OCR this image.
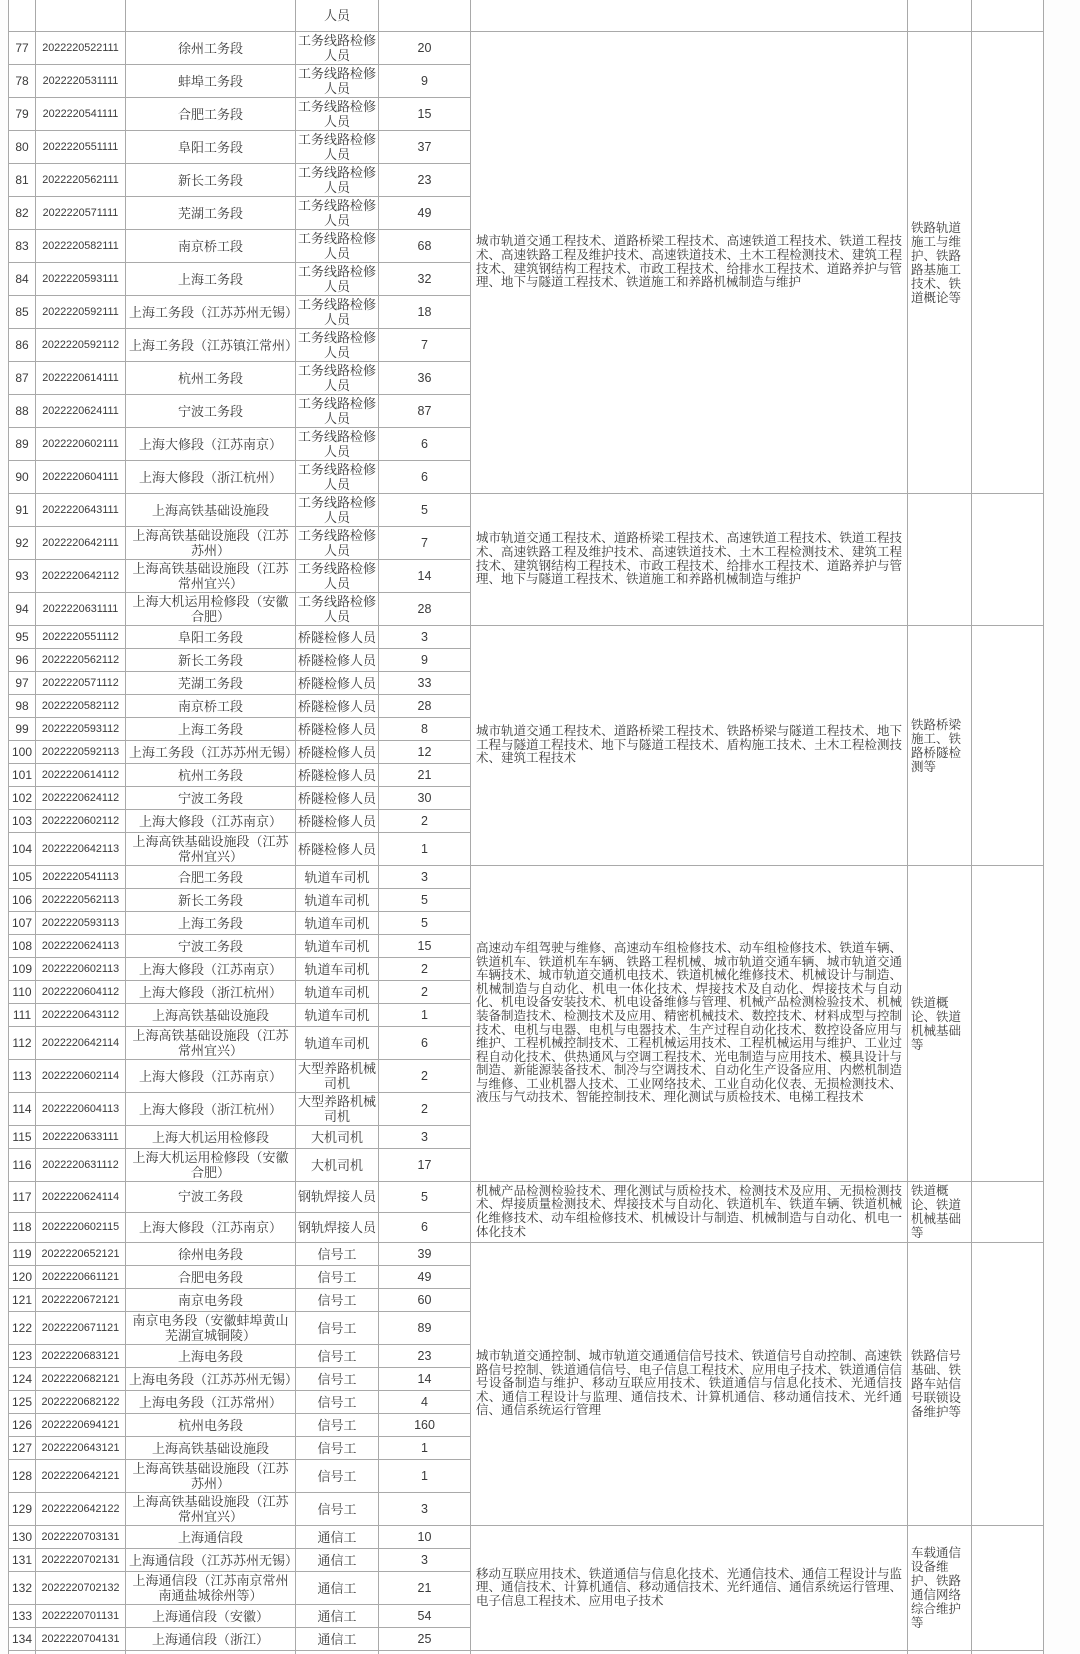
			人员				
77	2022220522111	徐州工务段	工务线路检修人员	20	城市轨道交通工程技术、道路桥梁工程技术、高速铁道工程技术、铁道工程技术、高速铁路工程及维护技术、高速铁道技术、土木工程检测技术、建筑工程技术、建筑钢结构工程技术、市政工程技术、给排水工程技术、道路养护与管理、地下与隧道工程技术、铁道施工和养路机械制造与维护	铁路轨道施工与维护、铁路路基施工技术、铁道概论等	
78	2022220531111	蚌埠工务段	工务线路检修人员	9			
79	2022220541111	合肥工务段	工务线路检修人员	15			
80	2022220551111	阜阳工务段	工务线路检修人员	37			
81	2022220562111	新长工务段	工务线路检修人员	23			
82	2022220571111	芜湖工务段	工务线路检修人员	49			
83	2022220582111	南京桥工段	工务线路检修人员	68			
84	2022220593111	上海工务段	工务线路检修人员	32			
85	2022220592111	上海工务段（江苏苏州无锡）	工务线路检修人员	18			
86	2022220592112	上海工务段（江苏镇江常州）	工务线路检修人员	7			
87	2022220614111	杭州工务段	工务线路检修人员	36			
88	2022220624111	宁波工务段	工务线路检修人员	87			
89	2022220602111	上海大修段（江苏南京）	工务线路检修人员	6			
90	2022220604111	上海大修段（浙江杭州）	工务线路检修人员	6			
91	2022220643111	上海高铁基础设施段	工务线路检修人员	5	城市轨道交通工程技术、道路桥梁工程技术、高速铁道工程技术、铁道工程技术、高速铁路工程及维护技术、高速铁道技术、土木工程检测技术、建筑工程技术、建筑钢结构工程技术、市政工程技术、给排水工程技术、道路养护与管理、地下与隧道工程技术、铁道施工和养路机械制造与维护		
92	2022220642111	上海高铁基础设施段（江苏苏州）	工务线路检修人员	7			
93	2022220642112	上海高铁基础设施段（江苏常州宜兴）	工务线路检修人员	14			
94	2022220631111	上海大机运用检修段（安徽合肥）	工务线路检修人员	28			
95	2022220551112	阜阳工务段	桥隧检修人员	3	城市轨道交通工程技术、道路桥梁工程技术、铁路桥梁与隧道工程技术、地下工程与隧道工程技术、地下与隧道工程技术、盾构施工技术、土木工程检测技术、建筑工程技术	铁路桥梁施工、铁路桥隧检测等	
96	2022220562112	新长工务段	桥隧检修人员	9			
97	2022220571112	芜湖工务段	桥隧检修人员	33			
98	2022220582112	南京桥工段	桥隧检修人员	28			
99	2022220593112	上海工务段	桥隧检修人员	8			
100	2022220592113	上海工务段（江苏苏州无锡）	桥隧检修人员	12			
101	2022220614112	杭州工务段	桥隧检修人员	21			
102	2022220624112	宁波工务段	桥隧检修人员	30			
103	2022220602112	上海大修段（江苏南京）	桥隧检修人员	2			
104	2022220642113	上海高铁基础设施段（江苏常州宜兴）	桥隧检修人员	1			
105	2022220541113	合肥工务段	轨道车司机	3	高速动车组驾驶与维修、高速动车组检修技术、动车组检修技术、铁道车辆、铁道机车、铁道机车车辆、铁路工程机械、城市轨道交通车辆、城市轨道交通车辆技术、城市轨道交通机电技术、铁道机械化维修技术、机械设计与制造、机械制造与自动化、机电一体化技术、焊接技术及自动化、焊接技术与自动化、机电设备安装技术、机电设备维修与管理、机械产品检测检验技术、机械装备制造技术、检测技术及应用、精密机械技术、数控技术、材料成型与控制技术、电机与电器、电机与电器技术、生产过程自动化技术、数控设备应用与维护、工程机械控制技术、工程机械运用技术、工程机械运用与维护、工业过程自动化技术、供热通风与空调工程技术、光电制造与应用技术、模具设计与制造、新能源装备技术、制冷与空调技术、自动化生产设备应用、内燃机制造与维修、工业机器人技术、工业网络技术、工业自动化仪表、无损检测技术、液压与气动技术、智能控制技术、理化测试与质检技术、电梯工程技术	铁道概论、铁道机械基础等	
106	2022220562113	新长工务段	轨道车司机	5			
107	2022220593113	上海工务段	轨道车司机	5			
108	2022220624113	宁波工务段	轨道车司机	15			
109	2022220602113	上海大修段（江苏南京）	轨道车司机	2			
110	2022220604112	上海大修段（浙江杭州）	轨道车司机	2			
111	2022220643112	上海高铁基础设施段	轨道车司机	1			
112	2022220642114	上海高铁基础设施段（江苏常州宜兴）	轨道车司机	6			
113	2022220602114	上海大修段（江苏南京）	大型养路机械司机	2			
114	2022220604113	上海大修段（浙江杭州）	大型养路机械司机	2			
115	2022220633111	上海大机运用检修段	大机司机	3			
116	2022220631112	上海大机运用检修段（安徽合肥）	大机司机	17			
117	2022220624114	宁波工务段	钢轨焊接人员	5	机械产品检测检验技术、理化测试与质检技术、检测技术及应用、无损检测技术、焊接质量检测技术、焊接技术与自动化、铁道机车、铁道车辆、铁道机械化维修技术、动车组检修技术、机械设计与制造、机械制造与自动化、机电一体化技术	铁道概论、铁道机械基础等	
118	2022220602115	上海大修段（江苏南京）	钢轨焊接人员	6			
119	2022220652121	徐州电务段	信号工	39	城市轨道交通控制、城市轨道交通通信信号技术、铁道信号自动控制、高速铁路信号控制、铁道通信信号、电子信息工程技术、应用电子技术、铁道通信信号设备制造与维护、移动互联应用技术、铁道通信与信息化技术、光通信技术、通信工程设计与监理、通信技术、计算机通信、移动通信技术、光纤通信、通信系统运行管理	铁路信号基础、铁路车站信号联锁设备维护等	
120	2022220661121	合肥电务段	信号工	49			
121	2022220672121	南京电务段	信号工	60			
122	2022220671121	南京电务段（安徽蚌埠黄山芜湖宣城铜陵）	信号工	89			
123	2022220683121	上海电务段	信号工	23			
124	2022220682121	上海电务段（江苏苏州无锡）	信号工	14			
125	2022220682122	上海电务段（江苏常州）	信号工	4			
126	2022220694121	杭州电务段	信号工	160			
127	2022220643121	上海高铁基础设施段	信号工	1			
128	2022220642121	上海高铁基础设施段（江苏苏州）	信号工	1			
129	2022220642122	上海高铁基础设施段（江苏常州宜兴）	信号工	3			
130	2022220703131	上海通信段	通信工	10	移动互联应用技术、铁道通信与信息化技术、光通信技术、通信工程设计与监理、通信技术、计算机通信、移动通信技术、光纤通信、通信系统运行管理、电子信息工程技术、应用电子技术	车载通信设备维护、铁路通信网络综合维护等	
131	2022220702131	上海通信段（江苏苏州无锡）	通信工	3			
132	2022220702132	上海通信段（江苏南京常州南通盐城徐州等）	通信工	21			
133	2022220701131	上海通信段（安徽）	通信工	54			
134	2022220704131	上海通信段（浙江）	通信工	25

==*==

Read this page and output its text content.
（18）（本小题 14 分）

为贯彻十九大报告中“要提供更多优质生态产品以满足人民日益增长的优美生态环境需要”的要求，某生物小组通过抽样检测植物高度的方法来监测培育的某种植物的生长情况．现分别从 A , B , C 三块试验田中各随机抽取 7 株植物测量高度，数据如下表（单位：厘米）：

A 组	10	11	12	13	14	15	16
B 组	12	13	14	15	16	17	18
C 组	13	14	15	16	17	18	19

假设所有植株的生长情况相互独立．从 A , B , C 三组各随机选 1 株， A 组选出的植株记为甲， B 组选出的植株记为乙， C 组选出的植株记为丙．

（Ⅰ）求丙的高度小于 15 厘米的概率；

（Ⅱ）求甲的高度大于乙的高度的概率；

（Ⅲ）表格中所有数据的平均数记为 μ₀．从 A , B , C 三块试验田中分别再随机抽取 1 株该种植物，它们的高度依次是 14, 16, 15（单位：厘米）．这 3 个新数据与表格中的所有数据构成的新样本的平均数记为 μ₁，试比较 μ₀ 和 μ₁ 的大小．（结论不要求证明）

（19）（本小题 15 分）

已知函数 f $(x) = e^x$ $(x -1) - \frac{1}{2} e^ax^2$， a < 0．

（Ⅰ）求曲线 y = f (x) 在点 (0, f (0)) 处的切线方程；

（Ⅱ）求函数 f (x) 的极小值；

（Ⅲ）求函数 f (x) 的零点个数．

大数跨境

==*==

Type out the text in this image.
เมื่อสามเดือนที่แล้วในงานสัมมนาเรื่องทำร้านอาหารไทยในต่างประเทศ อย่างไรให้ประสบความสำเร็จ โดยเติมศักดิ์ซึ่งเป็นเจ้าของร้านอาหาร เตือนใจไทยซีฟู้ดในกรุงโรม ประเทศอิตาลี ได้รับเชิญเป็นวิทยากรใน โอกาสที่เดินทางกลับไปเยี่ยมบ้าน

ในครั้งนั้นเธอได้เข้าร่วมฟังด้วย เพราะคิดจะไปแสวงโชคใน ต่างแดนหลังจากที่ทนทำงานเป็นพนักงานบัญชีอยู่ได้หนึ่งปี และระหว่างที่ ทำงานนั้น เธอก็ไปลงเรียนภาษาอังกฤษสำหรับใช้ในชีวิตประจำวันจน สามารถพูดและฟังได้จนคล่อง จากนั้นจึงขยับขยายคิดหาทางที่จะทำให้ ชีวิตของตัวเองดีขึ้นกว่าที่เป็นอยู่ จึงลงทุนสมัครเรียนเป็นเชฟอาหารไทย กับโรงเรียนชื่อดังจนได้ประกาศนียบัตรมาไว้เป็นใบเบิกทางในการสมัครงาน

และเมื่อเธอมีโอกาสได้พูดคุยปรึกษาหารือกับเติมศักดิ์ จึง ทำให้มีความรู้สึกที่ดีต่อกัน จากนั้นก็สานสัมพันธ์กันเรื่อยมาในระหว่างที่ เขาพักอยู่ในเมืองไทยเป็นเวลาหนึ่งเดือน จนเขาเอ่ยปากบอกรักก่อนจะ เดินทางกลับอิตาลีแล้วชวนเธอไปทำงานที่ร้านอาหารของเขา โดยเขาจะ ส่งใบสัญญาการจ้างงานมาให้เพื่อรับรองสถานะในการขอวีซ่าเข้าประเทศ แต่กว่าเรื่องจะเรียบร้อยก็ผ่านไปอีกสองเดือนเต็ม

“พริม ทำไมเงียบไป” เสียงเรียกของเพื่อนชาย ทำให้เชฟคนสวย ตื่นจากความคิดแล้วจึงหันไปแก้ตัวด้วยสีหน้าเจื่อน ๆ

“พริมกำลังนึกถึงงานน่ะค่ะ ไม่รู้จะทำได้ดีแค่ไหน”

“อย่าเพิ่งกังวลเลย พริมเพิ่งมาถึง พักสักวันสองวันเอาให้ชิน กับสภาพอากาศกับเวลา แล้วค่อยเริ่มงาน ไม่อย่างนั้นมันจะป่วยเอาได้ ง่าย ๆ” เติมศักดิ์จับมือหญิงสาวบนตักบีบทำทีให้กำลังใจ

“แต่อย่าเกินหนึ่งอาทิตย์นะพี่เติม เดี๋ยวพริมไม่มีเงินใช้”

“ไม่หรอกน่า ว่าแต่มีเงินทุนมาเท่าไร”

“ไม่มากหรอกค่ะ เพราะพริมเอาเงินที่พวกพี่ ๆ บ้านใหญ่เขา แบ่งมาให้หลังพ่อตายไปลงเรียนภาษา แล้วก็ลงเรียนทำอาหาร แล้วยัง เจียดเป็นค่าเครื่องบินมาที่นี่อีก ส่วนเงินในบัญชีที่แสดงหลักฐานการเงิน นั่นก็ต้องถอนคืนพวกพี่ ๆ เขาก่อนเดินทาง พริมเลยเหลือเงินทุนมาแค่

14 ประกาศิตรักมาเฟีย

==*==

**Prompt**
List all lines from the entries that include the word "市政工程技术".

**Output of the exercise**
77	2022220522111	徐州工务段	工务线路检修人员	20	城市轨道交通工程技术、道路桥梁工程技术、高速铁道工程技术、铁道工程技术、高速铁路工程及维护技术、高速铁道技术、土木工程检测技术、建筑工程技术、建筑钢结构工程技术、市政工程技术、给排水工程技术、道路养护与管理、地下与隧道工程技术、铁道施工和养路机械制造与维护	铁路轨道施工与维护、铁路路基施工技术、铁道概论等	
91	2022220643111	上海高铁基础设施段	工务线路检修人员	5	城市轨道交通工程技术、道路桥梁工程技术、高速铁道工程技术、铁道工程技术、高速铁路工程及维护技术、高速铁道技术、土木工程检测技术、建筑工程技术、建筑钢结构工程技术、市政工程技术、给排水工程技术、道路养护与管理、地下与隧道工程技术、铁道施工和养路机械制造与维护		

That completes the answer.